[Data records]
::::::::

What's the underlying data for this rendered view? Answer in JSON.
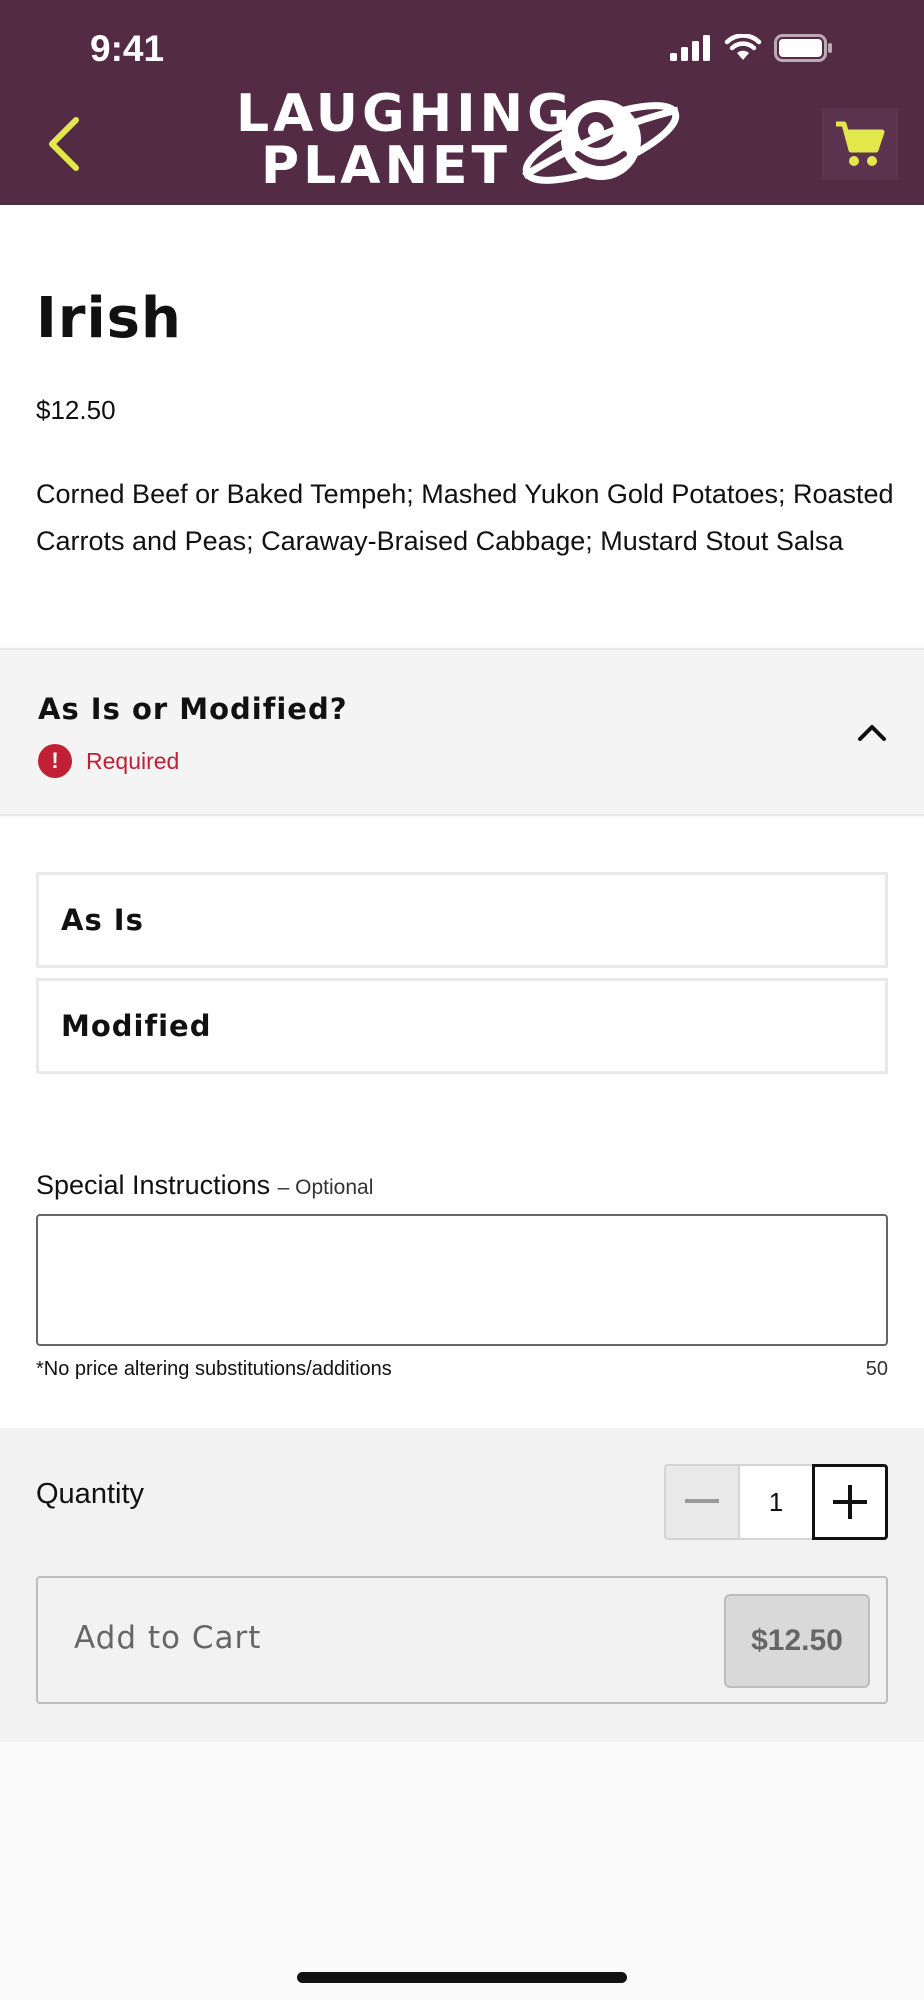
{
  "status_bar": {
    "time": "9:41"
  },
  "header": {
    "logo_line1": "LAUGHING",
    "logo_line2": "PLANET",
    "back_icon": "chevron-left-icon",
    "cart_icon": "cart-icon",
    "accent_color": "#e2e84a",
    "background_color": "#532b45"
  },
  "item": {
    "name": "Irish",
    "price": "$12.50",
    "description": "Corned Beef or Baked Tempeh; Mashed Yukon Gold Potatoes; Roasted Carrots and Peas; Caraway-Braised Cabbage; Mustard Stout Salsa"
  },
  "modifier_group": {
    "title": "As Is or Modified?",
    "required_label": "Required",
    "required_color": "#c01f34",
    "expanded": true,
    "options": [
      {
        "label": "As Is"
      },
      {
        "label": "Modified"
      }
    ]
  },
  "special_instructions": {
    "label": "Special Instructions",
    "optional_label": "– Optional",
    "value": "",
    "note": "*No price altering substitutions/additions",
    "char_count": "50"
  },
  "quantity": {
    "label": "Quantity",
    "value": "1",
    "minus_symbol": "—"
  },
  "add_to_cart": {
    "label": "Add to Cart",
    "price": "$12.50"
  }
}
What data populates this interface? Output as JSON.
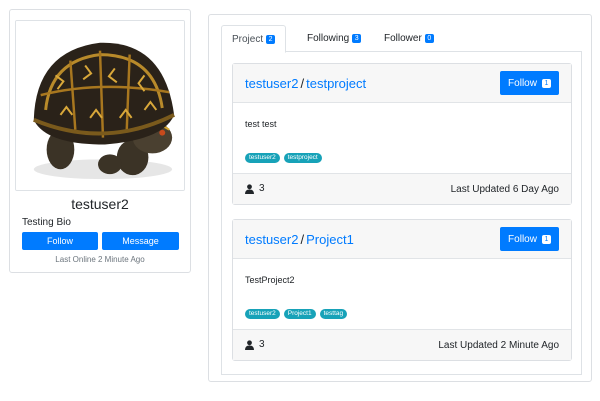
{
  "profile": {
    "username": "testuser2",
    "bio": "Testing Bio",
    "follow_label": "Follow",
    "message_label": "Message",
    "last_online": "Last Online 2 Minute Ago"
  },
  "tabs": [
    {
      "label": "Project",
      "count": "2"
    },
    {
      "label": "Following",
      "count": "3"
    },
    {
      "label": "Follower",
      "count": "0"
    }
  ],
  "projects": [
    {
      "owner": "testuser2",
      "separator": "/",
      "name": "testproject",
      "follow_label": "Follow",
      "follow_count": "1",
      "description": "test test",
      "tags": [
        "testuser2",
        "testproject"
      ],
      "members": "3",
      "last_updated": "Last Updated 6 Day Ago"
    },
    {
      "owner": "testuser2",
      "separator": "/",
      "name": "Project1",
      "follow_label": "Follow",
      "follow_count": "1",
      "description": "TestProject2",
      "tags": [
        "testuser2",
        "Project1",
        "testtag"
      ],
      "members": "3",
      "last_updated": "Last Updated 2 Minute Ago"
    }
  ],
  "colors": {
    "primary": "#007bff",
    "tag": "#17a2b8",
    "card_header": "#f7f7f7"
  }
}
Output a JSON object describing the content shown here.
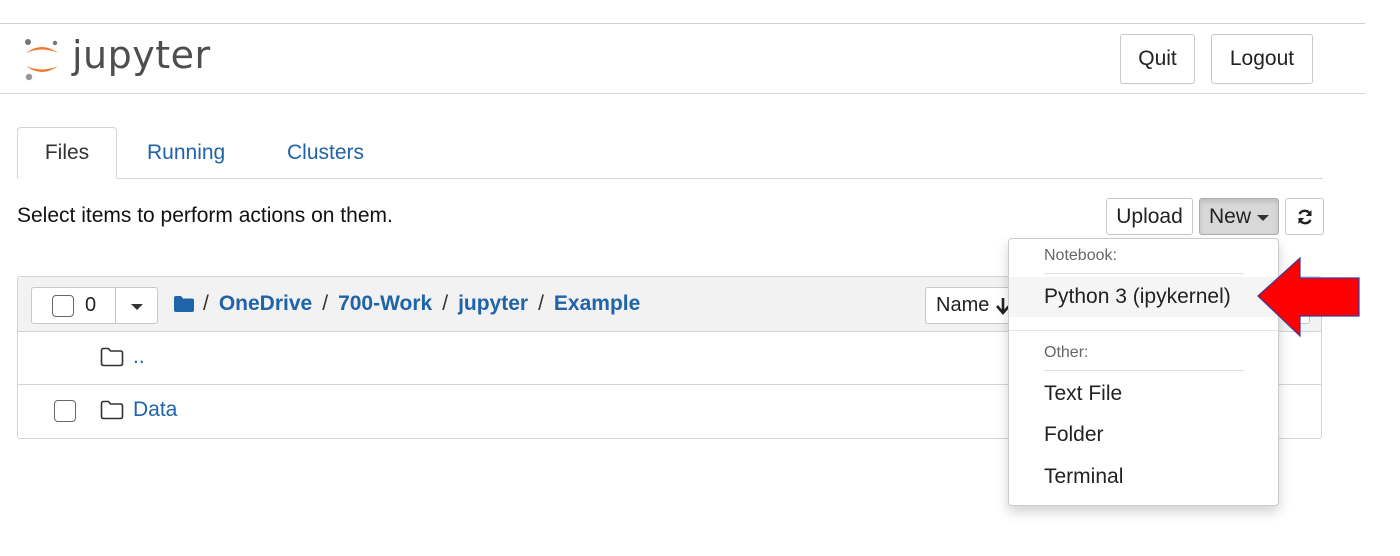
{
  "app": {
    "logo_text": "jupyter"
  },
  "header": {
    "quit_label": "Quit",
    "logout_label": "Logout"
  },
  "tabs": [
    {
      "label": "Files",
      "active": true
    },
    {
      "label": "Running",
      "active": false
    },
    {
      "label": "Clusters",
      "active": false
    }
  ],
  "toolbar": {
    "hint": "Select items to perform actions on them.",
    "upload_label": "Upload",
    "new_label": "New",
    "refresh_icon": "refresh-icon"
  },
  "list": {
    "selected_count": "0",
    "breadcrumb": [
      "OneDrive",
      "700-Work",
      "jupyter",
      "Example"
    ],
    "sort_label": "Name",
    "rows": [
      {
        "name": "..",
        "type": "parent"
      },
      {
        "name": "Data",
        "type": "folder"
      }
    ]
  },
  "new_menu": {
    "notebook_section": "Notebook:",
    "notebook_items": [
      "Python 3 (ipykernel)"
    ],
    "other_section": "Other:",
    "other_items": [
      "Text File",
      "Folder",
      "Terminal"
    ]
  },
  "colors": {
    "link": "#1f63a8",
    "logo_orange": "#f37726",
    "annotation_arrow": "#ff0000"
  }
}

::::::::

Written request: Show the lines where the word "What" appears in the entries.

Task solution:
What's the underlying data for this rendered view? Answer in JSON.
What data populates this interface? Output as JSON.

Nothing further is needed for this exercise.